▸ **DIRECTIONS**: Spot each line in the records below where the word "связь" occurs, then copy it.
___ SUPPLIED RECORDS
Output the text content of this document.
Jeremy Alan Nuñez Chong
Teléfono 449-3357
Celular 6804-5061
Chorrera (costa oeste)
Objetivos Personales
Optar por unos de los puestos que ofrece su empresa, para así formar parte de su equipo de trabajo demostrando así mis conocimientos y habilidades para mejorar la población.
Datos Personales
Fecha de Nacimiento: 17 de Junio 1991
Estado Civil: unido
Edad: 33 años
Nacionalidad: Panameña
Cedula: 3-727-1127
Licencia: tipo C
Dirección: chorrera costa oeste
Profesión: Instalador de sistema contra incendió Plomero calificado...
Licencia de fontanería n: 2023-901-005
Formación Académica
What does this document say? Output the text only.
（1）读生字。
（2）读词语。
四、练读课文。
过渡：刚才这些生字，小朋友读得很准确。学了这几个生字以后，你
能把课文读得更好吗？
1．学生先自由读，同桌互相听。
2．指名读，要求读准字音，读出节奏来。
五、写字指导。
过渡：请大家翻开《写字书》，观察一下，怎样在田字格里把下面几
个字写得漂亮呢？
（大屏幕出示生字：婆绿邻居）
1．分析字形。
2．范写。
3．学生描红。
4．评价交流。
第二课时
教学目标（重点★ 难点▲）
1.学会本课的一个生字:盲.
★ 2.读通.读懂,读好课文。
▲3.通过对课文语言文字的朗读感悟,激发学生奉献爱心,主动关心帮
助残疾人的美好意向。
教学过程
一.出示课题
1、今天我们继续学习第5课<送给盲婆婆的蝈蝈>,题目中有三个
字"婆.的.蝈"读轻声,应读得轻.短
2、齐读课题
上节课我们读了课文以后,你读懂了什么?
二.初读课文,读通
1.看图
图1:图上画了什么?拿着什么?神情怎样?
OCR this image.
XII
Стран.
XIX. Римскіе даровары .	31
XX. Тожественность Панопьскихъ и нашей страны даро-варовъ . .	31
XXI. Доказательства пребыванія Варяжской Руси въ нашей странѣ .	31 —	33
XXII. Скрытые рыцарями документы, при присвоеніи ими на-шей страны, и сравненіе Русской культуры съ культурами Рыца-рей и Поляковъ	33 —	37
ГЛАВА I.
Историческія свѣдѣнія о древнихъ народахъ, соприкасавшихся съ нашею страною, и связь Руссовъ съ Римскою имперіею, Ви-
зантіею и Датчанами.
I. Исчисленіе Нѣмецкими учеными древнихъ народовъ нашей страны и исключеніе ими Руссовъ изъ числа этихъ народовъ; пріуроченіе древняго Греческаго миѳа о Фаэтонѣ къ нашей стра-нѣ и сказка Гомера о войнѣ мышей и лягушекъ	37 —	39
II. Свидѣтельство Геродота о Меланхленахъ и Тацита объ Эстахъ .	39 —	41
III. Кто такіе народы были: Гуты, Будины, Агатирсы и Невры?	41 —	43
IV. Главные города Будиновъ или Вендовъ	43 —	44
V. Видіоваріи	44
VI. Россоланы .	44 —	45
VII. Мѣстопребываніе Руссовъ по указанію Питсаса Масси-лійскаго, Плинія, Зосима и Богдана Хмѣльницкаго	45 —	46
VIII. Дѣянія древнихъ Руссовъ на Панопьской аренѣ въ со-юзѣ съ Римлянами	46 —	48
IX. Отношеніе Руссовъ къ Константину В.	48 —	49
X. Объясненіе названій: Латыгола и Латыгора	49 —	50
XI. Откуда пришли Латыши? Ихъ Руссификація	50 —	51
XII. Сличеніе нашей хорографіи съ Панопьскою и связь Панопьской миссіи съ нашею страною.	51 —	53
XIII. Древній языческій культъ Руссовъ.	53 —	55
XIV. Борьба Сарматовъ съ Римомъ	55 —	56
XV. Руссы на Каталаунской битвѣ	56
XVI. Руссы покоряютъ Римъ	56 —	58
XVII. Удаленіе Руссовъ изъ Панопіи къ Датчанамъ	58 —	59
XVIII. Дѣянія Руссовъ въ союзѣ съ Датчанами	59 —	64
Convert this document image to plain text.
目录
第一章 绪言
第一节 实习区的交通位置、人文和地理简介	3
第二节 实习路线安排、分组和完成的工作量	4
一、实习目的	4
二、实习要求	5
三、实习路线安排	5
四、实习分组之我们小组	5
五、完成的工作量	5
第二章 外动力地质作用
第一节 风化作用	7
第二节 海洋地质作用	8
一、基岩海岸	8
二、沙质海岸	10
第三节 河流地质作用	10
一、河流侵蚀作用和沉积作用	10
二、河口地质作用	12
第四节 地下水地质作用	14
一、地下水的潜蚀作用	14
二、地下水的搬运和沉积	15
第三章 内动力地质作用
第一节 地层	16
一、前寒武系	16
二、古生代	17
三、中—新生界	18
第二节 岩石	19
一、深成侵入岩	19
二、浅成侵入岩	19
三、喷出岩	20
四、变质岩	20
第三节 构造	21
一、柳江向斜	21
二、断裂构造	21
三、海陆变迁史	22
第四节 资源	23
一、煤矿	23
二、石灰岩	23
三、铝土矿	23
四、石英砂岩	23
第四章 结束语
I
______
▸ **RESPONSE TO THE TASK**:
Историческія свѣдѣнія о древнихъ народахъ, соприкасавшихся съ нашею страною, и связь Руссовъ съ Римскою имперіею, Ви-
XII. Сличеніе нашей хорографіи съ Панопьскою и связь Панопьской миссіи съ нашею страною.	51 —	53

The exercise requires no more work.